### INSTRUCTIONS TO FOLLOW
Every line of the data that contains the string "여호와를" must be copied.

*** SUPPLIED INFORMATION ***

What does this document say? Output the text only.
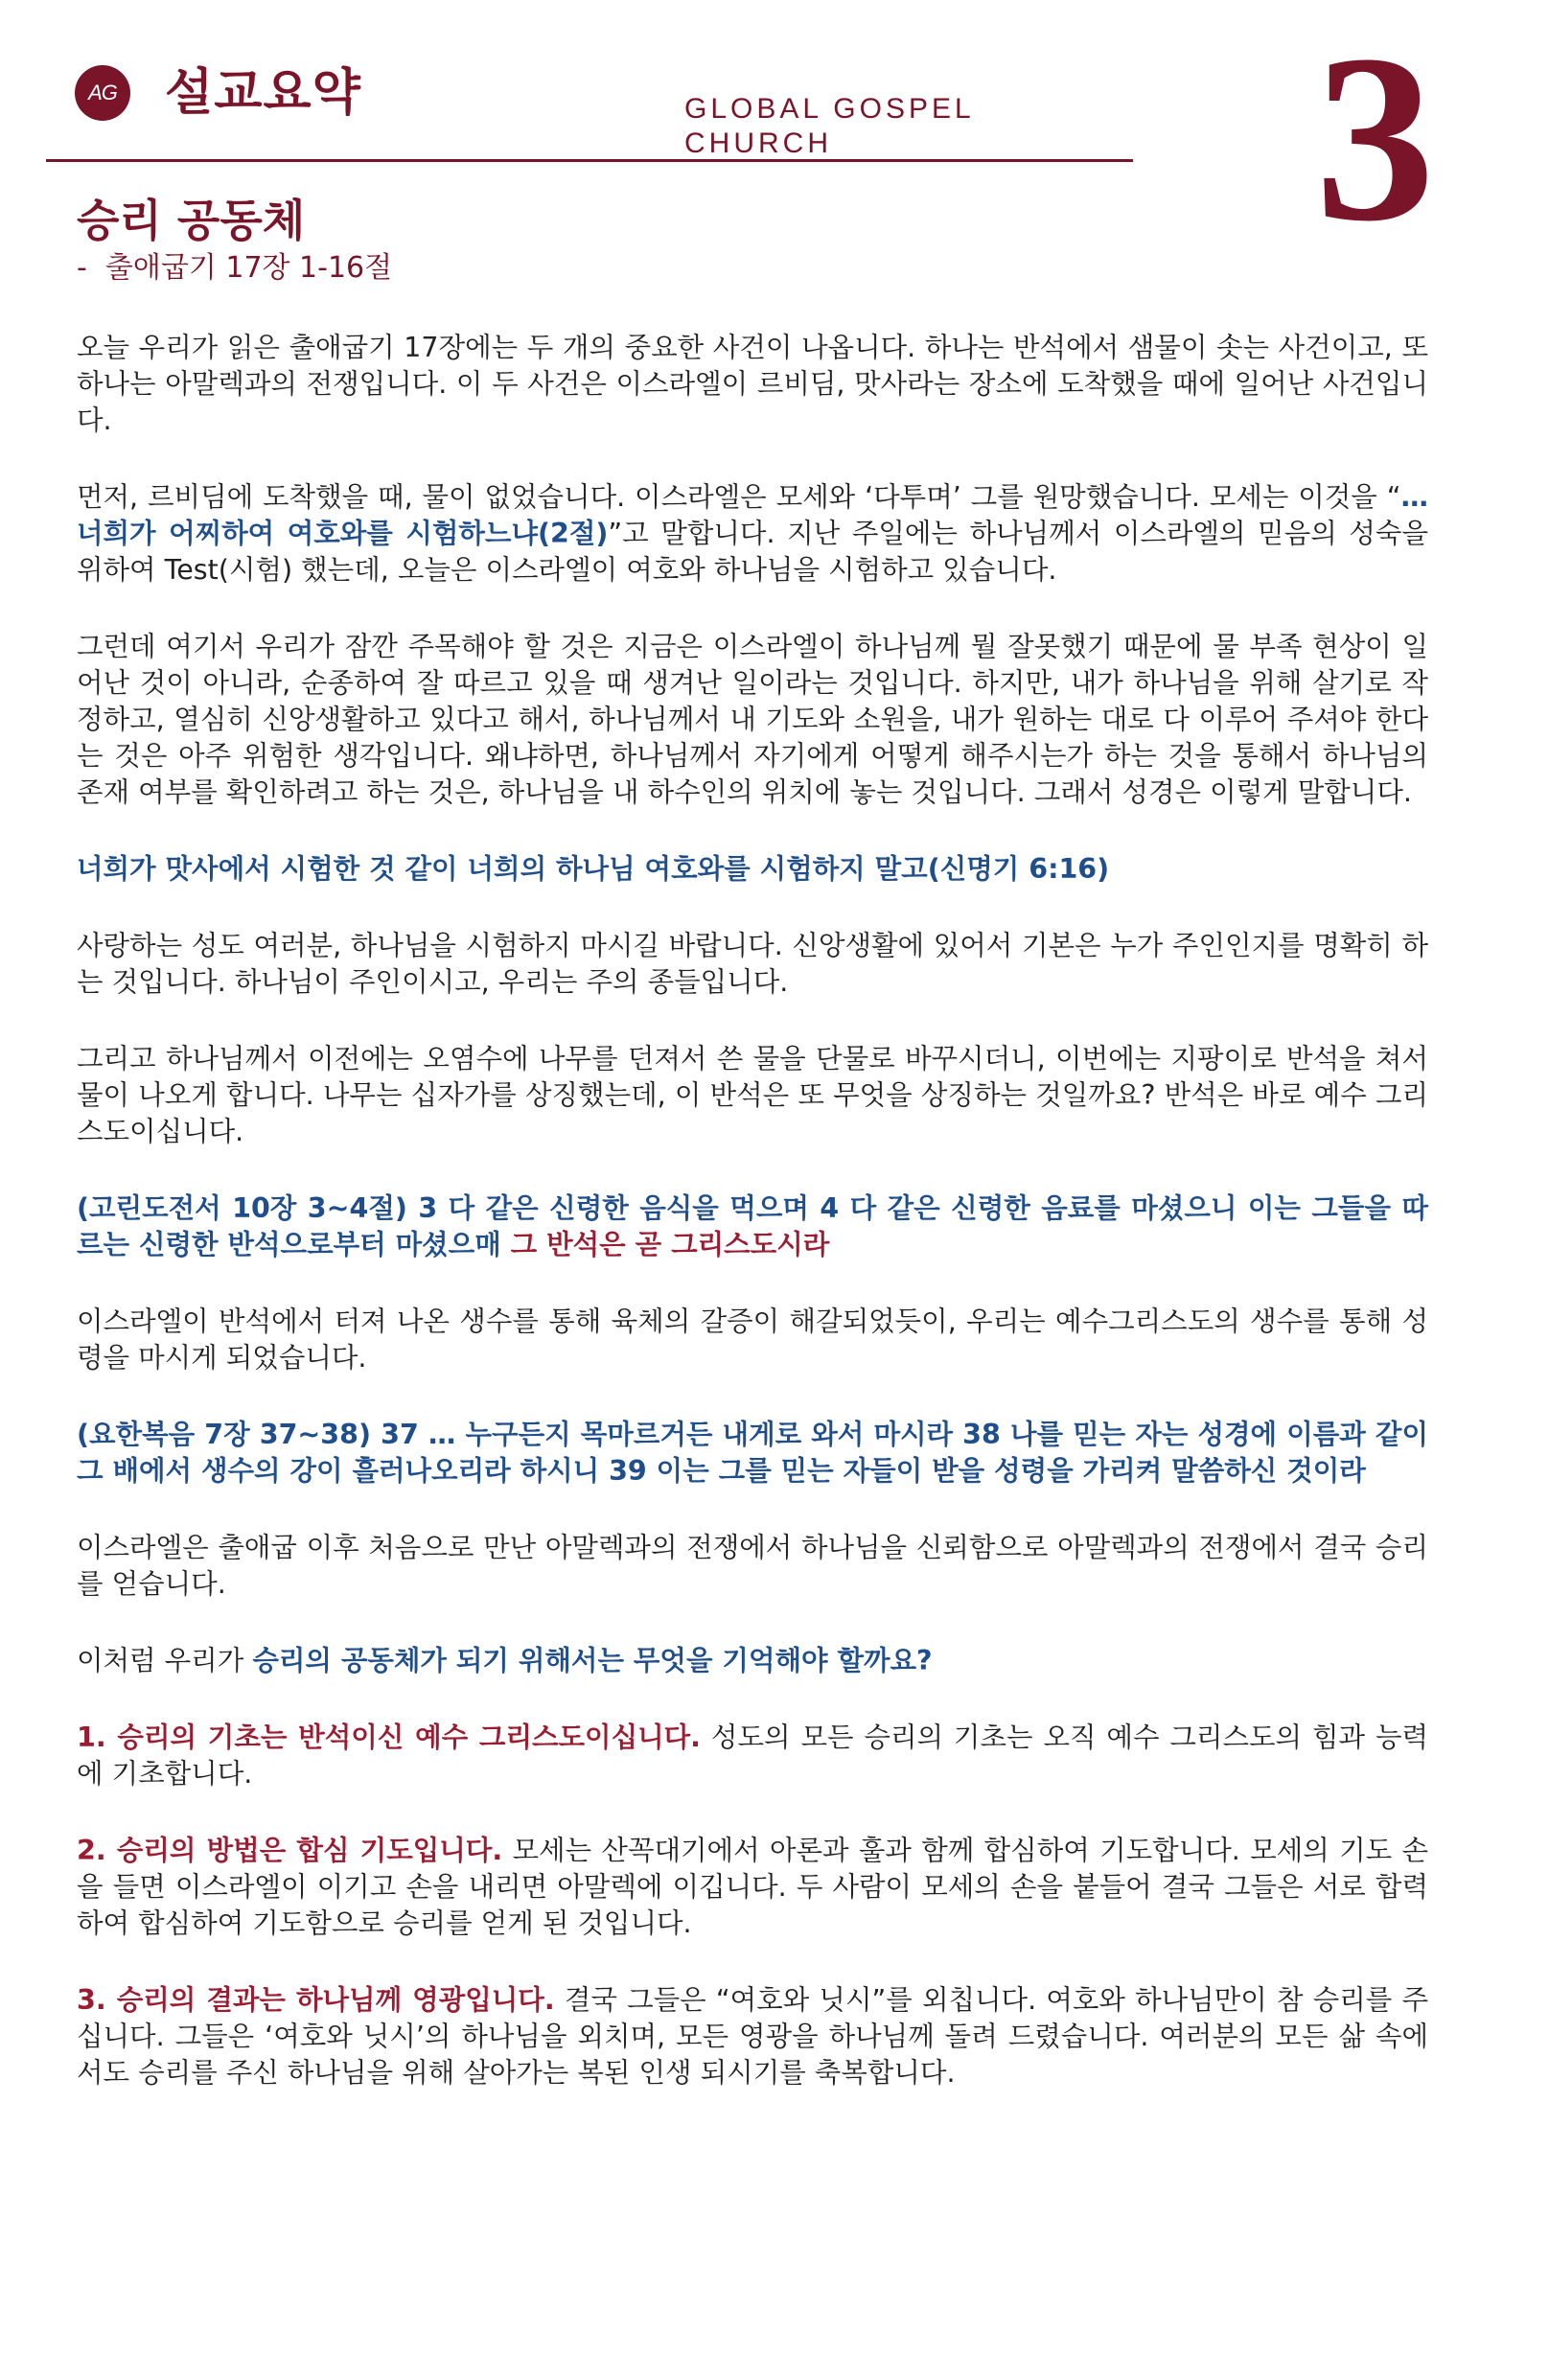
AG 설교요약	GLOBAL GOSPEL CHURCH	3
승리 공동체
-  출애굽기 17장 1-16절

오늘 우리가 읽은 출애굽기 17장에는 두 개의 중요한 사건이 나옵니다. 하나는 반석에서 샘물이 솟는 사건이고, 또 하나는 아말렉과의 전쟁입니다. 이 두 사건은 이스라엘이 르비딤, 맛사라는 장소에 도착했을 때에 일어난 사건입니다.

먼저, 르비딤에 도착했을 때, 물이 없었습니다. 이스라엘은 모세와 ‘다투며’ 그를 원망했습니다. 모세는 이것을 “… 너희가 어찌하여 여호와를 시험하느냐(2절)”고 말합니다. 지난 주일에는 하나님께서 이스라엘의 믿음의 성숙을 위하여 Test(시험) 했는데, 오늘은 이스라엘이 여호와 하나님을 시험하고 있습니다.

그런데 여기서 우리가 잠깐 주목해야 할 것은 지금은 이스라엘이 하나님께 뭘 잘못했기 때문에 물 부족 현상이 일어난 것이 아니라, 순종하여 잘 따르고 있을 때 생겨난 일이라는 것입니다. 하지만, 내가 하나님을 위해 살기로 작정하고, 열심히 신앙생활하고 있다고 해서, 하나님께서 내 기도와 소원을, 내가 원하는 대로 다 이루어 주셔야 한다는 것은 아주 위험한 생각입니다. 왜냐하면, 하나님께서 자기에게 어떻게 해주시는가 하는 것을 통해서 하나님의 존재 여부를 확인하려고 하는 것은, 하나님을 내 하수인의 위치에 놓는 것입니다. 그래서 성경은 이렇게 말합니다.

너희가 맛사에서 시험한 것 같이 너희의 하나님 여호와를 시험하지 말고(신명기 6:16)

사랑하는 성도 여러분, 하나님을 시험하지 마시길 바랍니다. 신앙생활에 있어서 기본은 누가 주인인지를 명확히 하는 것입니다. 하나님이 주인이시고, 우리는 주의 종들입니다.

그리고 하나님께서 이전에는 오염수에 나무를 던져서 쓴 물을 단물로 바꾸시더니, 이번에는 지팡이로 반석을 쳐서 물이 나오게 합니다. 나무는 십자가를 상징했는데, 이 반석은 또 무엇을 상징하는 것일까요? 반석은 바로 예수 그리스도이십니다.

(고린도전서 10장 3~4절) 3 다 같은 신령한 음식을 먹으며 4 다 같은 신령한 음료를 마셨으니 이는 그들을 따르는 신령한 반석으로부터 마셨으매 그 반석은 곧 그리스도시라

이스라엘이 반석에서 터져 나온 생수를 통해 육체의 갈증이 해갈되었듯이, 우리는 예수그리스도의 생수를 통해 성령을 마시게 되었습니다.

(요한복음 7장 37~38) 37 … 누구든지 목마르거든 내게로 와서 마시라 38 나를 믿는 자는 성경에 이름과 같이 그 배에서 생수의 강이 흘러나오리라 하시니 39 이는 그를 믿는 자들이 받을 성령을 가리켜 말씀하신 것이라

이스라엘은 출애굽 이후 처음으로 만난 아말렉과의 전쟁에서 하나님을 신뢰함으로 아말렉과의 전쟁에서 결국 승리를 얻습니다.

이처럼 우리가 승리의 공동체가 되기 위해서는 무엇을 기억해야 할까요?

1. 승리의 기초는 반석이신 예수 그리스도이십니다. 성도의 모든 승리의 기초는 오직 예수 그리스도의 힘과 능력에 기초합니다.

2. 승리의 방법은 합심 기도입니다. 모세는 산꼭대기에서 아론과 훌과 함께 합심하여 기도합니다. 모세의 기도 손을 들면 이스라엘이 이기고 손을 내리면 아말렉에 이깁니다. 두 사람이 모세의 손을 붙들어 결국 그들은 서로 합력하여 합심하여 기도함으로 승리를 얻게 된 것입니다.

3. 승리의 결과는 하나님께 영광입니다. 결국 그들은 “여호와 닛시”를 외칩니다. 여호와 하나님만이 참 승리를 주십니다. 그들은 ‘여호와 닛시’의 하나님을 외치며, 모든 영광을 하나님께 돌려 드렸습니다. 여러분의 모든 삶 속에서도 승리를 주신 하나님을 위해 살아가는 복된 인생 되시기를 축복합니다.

***
*** SUPPLIED INFORMATION ***

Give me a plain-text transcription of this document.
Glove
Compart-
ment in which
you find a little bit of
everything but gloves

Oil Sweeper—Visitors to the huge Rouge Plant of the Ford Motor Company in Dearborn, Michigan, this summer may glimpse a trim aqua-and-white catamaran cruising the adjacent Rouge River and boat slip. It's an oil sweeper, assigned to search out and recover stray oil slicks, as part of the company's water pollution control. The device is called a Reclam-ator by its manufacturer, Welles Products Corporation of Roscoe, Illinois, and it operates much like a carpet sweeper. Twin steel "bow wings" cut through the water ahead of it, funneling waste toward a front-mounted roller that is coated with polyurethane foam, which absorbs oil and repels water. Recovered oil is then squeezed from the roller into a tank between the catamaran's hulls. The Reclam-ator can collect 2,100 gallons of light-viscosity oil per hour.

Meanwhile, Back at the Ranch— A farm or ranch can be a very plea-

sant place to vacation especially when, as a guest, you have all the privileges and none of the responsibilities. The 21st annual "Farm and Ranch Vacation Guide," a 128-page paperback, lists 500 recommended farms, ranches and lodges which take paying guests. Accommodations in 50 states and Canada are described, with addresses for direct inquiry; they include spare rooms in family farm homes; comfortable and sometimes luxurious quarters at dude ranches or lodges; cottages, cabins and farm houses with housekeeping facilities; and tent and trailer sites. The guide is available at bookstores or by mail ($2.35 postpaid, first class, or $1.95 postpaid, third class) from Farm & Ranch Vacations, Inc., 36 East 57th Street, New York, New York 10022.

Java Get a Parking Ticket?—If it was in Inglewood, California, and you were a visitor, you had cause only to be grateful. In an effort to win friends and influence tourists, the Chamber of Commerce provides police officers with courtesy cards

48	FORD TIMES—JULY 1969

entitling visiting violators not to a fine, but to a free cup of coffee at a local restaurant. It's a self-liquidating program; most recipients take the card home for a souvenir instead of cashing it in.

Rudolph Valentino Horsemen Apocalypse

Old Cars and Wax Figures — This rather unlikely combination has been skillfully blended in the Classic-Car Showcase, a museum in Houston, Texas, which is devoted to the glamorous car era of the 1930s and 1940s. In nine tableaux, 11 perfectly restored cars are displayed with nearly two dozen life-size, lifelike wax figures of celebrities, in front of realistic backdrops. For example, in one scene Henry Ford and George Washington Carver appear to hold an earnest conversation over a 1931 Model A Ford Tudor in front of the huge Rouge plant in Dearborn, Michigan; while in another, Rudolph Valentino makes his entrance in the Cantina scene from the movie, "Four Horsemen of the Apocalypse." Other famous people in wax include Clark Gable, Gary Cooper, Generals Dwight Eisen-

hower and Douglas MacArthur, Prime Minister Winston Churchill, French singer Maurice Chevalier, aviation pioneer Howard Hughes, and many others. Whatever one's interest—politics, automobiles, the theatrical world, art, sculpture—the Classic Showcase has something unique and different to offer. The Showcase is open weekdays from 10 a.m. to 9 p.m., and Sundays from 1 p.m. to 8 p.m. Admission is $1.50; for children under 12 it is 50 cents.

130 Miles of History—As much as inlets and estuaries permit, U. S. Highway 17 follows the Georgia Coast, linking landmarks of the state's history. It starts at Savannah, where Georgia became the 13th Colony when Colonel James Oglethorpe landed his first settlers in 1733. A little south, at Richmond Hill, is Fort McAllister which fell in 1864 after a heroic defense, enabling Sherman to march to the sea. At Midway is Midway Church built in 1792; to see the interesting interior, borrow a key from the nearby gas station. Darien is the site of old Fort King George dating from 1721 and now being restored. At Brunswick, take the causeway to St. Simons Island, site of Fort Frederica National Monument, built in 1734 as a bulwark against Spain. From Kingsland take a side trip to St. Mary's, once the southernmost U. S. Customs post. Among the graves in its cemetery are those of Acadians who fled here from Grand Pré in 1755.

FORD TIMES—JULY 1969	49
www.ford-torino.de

***
*** SUPPLIED INFORMATION ***

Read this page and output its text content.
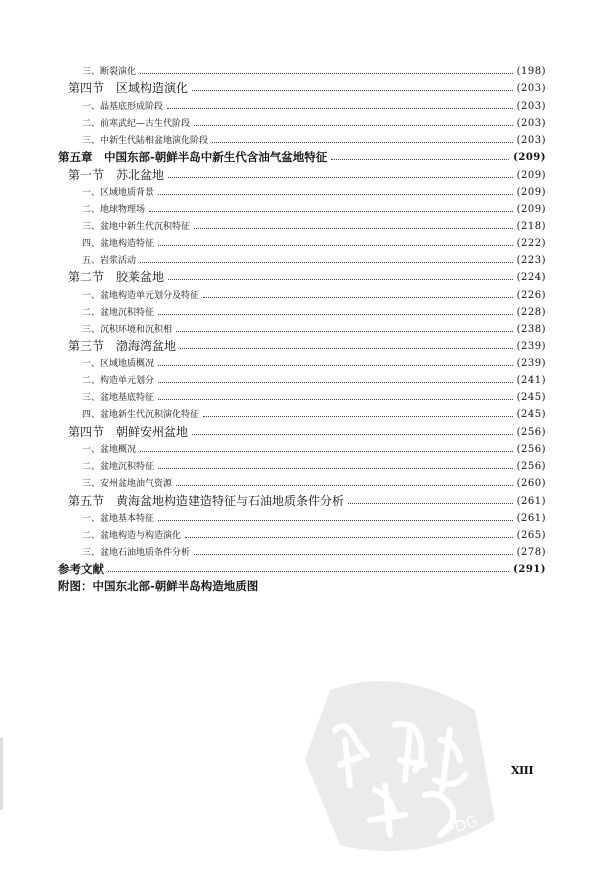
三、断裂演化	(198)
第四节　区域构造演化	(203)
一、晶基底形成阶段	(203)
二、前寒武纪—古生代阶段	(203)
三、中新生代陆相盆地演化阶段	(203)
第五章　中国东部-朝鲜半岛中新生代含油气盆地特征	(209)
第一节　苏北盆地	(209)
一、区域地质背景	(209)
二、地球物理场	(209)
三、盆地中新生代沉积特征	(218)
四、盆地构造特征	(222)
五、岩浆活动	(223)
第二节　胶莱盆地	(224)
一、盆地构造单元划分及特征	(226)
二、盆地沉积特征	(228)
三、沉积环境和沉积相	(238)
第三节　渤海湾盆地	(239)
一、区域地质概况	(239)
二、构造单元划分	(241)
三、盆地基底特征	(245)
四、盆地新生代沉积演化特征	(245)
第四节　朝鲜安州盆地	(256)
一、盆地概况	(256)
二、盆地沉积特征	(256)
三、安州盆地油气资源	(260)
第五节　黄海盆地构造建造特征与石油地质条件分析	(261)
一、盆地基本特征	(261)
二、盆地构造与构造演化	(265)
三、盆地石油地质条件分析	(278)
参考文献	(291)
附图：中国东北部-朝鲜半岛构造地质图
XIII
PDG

***

### SOLUTION TO THE EXERCISE
먼저, 르비딤에 도착했을 때, 물이 없었습니다. 이스라엘은 모세와 ‘다투며’ 그를 원망했습니다. 모세는 이것을 “… 너희가 어찌하여 여호와를 시험하느냐(2절)”고 말합니다. 지난 주일에는 하나님께서 이스라엘의 믿음의 성숙을 위하여 Test(시험) 했는데, 오늘은 이스라엘이 여호와 하나님을 시험하고 있습니다.
너희가 맛사에서 시험한 것 같이 너희의 하나님 여호와를 시험하지 말고(신명기 6:16)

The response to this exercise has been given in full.